• [AIM OF THE TASK]:
Using the records below, locate all lines containing "Onlinebuchung" and return them.

## BEGIN AVAILABLE RECORDS

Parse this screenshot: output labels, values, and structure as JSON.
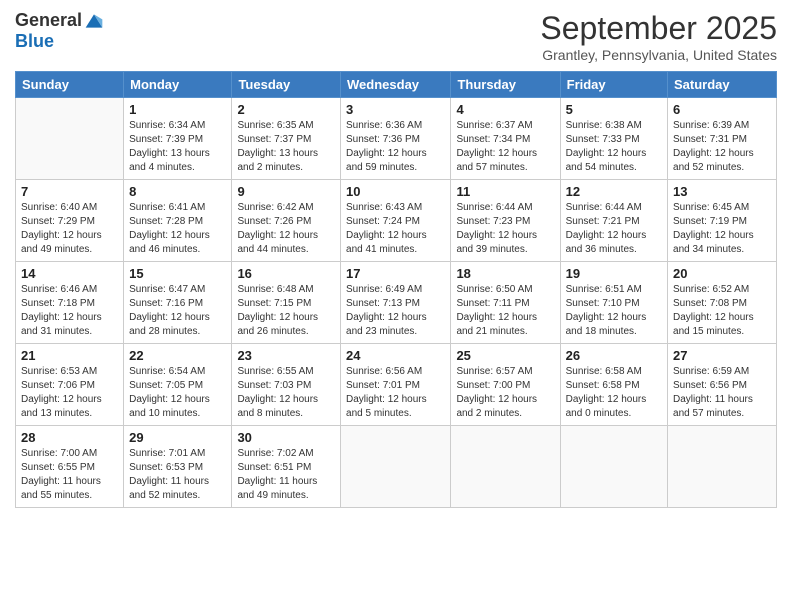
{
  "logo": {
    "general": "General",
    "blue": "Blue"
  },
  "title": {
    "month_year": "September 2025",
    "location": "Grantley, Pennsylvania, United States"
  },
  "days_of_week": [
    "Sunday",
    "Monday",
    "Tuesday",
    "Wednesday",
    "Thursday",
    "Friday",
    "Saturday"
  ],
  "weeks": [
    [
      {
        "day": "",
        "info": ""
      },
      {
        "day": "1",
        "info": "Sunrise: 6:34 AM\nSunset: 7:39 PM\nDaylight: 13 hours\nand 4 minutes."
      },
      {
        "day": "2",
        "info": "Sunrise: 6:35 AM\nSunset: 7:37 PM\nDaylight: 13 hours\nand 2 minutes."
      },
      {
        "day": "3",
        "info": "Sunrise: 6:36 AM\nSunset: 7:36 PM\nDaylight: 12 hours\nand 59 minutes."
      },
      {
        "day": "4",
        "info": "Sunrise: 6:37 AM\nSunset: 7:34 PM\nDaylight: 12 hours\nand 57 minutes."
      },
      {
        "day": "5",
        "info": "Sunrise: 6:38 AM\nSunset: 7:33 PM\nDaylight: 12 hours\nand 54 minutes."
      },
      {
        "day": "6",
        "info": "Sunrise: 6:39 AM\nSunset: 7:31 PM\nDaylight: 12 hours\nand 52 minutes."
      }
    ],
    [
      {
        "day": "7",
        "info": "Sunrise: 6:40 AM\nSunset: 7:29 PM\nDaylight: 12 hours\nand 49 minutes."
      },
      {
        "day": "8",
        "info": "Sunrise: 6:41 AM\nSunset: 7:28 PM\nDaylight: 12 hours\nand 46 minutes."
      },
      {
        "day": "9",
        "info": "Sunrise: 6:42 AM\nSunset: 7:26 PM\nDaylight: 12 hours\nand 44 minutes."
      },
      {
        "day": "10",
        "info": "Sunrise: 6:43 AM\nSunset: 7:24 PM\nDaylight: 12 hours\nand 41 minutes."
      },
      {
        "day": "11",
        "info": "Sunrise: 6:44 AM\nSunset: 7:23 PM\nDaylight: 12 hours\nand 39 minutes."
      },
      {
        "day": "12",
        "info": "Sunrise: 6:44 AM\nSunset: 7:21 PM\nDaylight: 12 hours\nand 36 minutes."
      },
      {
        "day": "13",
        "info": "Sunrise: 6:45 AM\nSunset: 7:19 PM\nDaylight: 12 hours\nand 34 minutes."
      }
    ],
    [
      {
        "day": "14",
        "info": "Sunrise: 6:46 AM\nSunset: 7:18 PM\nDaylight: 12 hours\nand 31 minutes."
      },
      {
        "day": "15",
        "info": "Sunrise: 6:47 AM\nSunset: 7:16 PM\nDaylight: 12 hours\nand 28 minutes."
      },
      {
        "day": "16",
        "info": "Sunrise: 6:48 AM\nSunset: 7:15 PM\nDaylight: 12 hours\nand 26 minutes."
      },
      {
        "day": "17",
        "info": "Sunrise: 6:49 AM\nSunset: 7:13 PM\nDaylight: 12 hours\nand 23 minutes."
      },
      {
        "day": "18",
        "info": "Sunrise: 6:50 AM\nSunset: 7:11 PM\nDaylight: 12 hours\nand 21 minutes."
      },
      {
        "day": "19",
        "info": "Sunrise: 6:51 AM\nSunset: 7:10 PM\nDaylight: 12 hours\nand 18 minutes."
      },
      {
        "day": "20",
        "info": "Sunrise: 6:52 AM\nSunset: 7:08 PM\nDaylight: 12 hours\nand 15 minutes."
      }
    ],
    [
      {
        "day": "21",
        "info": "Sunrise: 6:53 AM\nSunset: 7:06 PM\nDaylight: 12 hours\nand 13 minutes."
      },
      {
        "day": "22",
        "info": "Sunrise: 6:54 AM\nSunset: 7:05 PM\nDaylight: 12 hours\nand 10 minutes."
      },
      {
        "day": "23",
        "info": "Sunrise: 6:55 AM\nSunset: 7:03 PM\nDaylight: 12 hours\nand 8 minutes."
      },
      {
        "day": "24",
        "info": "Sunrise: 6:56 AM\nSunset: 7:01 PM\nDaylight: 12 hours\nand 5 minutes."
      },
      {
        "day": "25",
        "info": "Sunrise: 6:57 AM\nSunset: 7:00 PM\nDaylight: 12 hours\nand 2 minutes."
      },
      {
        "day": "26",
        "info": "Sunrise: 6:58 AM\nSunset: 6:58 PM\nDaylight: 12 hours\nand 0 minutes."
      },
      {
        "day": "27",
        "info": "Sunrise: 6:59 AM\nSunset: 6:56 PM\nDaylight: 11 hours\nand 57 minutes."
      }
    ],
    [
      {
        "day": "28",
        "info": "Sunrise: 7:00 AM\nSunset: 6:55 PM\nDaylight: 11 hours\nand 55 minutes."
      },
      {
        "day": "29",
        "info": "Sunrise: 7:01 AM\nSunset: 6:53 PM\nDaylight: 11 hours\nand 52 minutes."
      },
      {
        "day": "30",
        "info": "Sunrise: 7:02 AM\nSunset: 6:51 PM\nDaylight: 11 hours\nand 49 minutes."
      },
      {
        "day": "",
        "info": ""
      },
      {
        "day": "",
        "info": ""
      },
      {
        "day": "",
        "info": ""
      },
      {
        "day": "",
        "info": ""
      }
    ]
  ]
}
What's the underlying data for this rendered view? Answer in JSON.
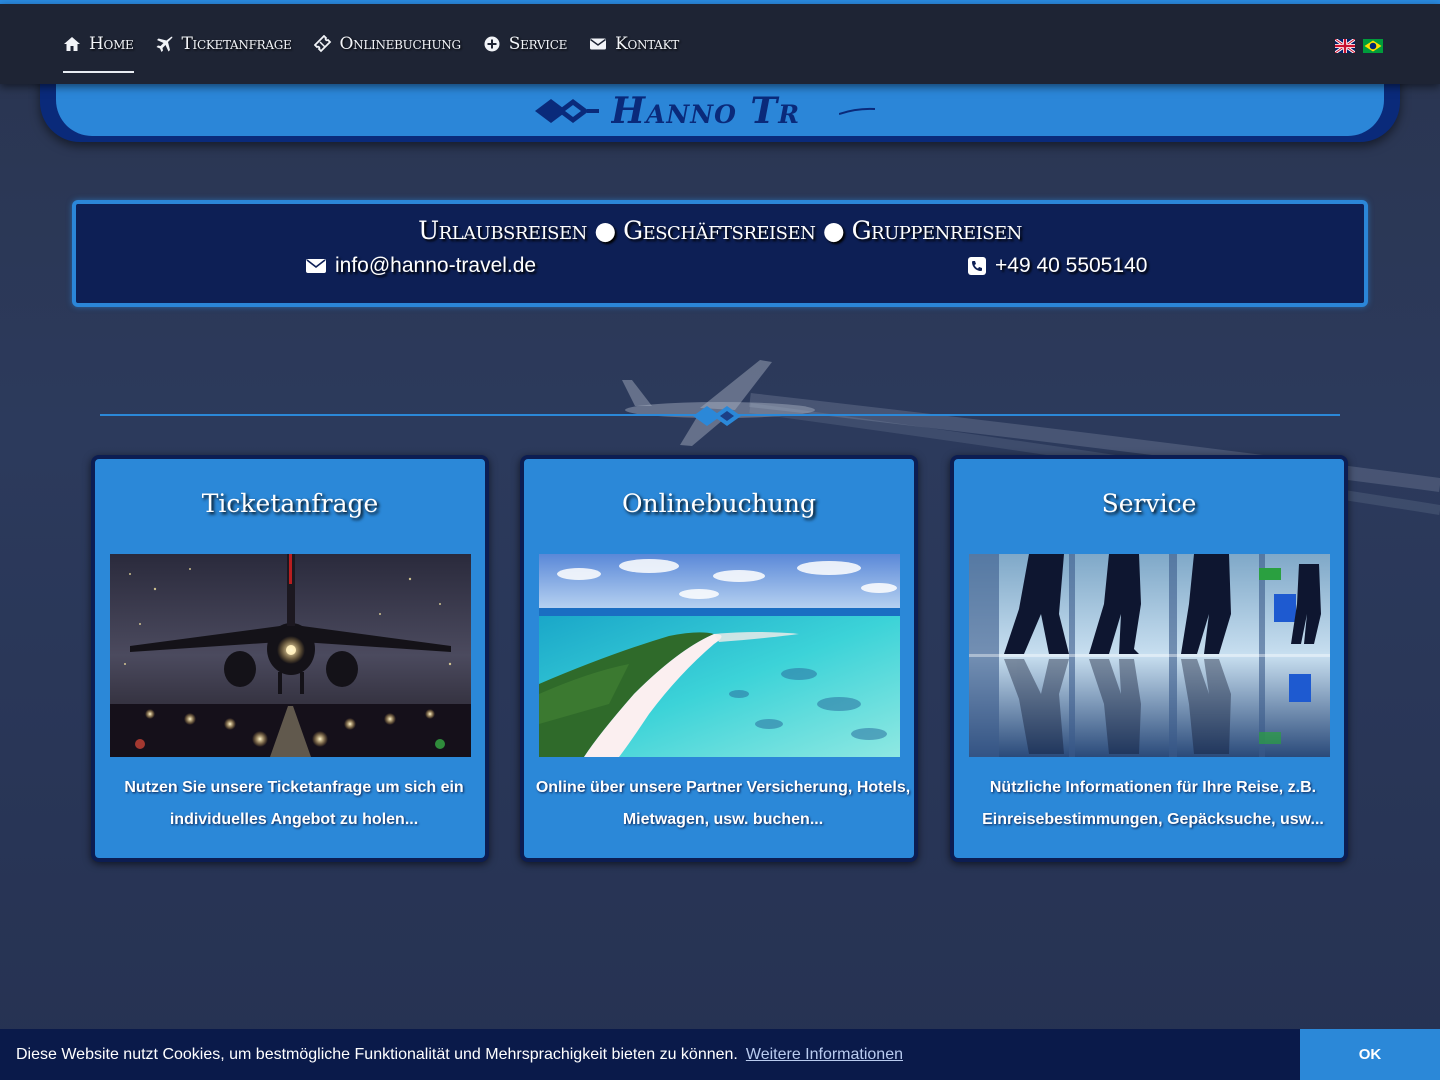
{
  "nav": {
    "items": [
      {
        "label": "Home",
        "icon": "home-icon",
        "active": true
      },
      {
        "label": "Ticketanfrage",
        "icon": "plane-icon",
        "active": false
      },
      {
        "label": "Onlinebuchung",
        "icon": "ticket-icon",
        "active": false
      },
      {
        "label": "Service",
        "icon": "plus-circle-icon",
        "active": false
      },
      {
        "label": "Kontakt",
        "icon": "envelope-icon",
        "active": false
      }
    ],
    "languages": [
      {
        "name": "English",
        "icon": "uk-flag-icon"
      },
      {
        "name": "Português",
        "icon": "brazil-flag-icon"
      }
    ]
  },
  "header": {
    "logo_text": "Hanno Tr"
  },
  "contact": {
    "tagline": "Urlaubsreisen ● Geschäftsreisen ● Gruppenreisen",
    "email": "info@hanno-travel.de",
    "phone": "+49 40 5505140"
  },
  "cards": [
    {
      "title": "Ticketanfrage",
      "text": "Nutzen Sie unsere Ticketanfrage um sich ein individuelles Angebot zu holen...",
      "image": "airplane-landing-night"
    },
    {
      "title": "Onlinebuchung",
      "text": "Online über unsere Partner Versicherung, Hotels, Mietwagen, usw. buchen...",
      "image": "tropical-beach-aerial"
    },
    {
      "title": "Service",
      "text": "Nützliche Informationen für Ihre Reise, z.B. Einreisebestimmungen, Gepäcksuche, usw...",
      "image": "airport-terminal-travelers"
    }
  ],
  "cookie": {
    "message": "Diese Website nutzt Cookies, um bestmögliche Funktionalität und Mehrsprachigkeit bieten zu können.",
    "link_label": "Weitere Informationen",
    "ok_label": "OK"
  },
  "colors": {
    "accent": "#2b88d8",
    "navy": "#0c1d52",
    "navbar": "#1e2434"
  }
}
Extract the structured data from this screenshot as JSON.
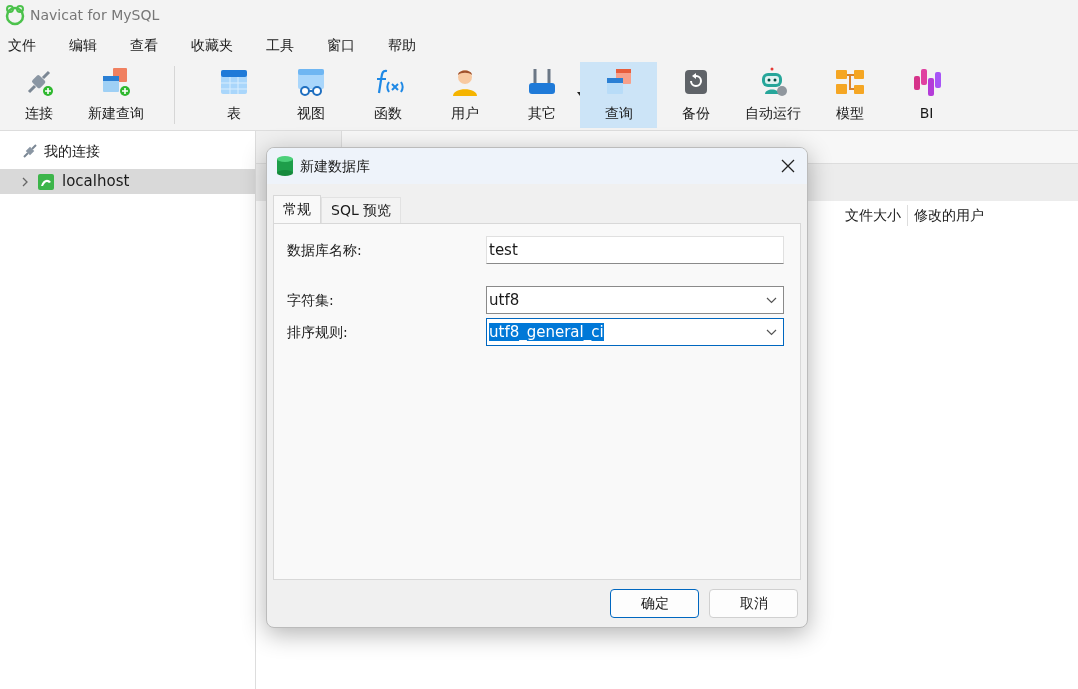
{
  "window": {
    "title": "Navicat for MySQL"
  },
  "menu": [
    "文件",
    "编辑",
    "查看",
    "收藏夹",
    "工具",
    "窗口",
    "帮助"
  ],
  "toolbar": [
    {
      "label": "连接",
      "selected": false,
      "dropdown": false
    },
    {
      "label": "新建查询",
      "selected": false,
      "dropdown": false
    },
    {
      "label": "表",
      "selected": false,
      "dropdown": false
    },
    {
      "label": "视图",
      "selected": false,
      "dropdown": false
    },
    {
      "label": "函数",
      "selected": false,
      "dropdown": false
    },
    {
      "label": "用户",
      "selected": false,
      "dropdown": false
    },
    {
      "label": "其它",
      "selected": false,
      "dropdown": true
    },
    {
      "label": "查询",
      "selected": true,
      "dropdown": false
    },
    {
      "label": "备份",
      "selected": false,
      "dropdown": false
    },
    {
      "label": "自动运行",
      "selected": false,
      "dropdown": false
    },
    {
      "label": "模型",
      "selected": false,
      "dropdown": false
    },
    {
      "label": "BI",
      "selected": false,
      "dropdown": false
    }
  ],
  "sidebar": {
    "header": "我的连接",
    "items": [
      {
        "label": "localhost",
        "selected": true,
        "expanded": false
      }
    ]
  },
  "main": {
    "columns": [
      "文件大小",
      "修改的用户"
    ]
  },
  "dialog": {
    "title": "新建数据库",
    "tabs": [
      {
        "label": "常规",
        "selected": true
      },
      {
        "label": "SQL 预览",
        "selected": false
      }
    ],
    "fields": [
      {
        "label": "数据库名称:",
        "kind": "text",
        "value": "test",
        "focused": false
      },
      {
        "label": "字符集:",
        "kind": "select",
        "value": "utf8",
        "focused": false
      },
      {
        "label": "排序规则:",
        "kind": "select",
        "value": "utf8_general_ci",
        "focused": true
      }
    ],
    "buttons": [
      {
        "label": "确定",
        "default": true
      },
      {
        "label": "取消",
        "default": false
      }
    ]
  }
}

## END AVAILABLE RECORDS

• [RESULT OF THIS TASK]:
        "label": "Onlinebuchung",
      "title": "Onlinebuchung",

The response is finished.